Available records:
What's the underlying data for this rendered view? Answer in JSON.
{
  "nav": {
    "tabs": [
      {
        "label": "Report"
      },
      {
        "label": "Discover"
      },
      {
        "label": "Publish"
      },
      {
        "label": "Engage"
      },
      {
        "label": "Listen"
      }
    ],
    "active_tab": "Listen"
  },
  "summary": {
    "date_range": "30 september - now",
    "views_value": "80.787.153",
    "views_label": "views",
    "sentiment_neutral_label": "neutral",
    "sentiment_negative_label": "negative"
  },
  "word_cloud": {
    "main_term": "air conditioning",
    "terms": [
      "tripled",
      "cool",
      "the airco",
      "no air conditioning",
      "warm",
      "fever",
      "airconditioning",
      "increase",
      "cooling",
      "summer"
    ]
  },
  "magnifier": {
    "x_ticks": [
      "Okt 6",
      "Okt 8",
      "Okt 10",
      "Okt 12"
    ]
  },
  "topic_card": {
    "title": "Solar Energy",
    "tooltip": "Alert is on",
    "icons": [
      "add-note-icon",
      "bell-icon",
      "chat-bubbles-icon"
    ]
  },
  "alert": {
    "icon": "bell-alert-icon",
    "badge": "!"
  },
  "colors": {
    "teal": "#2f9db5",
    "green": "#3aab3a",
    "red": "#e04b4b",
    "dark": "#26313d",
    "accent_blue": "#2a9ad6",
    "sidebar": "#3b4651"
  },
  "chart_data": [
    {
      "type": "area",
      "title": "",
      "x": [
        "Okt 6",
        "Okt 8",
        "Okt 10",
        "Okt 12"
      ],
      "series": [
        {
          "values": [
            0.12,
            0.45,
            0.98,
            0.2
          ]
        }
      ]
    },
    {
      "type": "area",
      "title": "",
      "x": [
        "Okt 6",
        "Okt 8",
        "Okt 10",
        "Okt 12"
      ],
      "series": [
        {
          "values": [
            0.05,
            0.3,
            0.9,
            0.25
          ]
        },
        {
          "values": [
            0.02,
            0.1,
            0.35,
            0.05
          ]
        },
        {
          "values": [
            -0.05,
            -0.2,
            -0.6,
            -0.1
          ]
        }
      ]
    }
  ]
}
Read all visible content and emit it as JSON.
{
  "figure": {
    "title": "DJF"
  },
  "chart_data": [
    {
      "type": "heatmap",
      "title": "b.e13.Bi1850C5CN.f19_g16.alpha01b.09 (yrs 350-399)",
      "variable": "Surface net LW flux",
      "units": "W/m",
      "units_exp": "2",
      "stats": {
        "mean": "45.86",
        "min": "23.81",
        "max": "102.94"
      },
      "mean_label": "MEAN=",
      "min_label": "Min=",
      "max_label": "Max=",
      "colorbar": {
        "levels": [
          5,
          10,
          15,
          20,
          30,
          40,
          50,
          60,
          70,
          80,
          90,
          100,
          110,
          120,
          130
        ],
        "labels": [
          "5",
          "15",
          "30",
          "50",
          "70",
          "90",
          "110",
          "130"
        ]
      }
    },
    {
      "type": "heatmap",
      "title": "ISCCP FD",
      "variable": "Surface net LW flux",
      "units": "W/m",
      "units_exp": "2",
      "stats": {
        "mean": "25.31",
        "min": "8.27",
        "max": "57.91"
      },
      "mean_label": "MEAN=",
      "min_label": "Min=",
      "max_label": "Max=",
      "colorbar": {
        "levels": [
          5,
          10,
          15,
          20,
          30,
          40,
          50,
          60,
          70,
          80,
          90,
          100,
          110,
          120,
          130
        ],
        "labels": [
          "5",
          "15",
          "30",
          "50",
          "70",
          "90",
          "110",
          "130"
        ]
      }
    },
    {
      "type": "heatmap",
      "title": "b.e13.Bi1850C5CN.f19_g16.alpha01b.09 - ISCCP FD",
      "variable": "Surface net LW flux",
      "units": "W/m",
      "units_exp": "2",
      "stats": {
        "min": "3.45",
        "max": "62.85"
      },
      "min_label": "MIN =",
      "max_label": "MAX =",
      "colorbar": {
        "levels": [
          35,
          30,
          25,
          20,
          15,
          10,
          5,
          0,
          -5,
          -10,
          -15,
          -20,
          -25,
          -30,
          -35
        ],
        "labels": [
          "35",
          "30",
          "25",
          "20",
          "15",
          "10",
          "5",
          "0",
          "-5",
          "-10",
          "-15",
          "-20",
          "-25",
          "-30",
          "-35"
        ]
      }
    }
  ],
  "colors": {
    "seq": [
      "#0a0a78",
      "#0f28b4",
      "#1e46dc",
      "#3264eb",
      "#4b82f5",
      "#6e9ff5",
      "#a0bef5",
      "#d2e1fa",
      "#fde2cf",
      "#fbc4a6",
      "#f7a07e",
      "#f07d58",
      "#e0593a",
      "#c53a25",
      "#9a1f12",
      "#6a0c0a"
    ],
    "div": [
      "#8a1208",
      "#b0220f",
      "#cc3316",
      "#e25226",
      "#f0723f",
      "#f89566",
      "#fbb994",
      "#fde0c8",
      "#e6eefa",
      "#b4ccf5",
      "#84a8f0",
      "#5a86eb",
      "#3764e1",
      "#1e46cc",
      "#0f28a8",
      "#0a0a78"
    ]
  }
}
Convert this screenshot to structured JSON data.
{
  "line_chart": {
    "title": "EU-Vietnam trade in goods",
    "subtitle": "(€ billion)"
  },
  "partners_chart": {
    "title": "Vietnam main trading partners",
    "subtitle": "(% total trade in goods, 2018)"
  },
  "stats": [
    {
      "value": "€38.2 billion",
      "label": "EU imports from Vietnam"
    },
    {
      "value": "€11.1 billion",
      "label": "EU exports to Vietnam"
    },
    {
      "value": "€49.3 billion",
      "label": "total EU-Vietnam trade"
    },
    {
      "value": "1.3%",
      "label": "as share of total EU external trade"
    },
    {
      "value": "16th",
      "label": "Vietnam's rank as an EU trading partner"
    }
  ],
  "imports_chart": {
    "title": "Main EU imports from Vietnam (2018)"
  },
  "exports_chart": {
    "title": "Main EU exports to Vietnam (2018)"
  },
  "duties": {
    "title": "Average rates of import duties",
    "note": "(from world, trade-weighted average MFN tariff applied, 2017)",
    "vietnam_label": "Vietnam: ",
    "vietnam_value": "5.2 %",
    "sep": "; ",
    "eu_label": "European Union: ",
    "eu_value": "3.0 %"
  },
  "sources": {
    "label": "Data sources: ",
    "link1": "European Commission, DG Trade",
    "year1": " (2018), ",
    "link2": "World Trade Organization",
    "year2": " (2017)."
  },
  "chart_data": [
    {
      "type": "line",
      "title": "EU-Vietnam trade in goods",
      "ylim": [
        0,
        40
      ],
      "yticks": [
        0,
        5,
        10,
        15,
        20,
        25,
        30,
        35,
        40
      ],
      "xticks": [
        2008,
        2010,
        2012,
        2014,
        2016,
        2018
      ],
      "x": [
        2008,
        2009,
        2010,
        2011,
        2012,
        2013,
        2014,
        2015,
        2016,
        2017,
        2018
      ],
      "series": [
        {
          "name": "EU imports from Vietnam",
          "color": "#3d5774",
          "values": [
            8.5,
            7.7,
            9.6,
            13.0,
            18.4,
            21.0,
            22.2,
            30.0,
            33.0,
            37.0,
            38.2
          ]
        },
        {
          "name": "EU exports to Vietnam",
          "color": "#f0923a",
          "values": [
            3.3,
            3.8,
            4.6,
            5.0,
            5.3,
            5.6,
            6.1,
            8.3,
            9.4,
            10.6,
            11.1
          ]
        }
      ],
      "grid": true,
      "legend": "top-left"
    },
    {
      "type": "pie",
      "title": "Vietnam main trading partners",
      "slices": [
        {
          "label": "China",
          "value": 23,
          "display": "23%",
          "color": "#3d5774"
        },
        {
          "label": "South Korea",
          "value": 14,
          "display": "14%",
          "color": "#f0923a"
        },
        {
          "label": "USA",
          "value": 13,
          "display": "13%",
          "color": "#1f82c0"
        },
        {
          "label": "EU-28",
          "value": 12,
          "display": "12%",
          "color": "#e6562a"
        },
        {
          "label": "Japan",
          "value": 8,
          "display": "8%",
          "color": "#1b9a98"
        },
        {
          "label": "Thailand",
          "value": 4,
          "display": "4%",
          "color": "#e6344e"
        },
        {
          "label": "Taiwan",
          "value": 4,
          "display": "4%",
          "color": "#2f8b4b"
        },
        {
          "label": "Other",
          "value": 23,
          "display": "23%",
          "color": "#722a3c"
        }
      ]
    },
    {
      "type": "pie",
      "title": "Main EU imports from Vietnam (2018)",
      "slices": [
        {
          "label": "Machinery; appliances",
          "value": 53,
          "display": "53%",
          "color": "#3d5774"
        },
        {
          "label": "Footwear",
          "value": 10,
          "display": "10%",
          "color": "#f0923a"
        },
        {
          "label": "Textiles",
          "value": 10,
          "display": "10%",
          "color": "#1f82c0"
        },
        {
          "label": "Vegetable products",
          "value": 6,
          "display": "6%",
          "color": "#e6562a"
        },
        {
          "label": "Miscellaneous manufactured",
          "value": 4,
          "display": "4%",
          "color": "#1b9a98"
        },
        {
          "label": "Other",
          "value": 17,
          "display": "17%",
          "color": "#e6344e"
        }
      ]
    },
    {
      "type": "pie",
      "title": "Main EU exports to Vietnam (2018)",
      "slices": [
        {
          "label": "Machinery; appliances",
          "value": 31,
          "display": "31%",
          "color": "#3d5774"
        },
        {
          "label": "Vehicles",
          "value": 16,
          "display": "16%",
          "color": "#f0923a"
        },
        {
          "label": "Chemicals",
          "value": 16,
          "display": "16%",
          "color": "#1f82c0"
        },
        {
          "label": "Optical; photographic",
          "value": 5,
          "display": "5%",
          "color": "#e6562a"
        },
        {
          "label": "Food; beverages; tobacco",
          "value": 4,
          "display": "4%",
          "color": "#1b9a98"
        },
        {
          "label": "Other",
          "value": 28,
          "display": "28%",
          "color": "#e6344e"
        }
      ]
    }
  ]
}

Short task:
Look through the lines above and collect those with the word "JSON".

Solution to the problem:
What's the underlying data for this rendered view? Answer in JSON.
Read all visible content and emit it as JSON.
Convert this screenshot to structured JSON data.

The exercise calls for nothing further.